▸ **What you are asked to do**
For every line in the records that has the word "part", make a copy.

▸ **Record list**
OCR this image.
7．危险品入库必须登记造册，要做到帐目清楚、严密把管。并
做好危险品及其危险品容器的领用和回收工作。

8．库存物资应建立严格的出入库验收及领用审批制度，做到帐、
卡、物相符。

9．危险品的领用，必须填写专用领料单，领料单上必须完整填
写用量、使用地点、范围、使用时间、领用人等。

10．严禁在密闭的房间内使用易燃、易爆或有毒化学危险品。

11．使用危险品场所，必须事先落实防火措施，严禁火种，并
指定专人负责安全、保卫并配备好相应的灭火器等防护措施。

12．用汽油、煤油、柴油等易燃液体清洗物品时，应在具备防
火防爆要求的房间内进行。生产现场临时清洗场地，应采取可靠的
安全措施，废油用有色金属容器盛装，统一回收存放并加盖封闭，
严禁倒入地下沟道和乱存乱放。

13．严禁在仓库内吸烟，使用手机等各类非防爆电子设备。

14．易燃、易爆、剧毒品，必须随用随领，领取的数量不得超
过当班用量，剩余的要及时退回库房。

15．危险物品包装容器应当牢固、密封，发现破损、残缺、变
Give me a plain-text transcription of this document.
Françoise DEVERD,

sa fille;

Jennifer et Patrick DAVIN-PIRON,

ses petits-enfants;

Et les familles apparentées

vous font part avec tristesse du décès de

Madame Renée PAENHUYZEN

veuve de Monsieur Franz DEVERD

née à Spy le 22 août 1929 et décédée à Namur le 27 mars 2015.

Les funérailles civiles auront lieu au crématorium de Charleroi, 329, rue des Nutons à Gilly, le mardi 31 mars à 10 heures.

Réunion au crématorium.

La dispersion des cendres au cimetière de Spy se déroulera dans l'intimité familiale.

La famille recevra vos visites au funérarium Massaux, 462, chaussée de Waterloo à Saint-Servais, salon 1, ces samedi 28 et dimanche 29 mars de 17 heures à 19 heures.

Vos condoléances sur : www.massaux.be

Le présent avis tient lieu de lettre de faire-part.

▸ **Answer in full**
vous font part avec tristesse du décès de
Le présent avis tient lieu de lettre de faire-part.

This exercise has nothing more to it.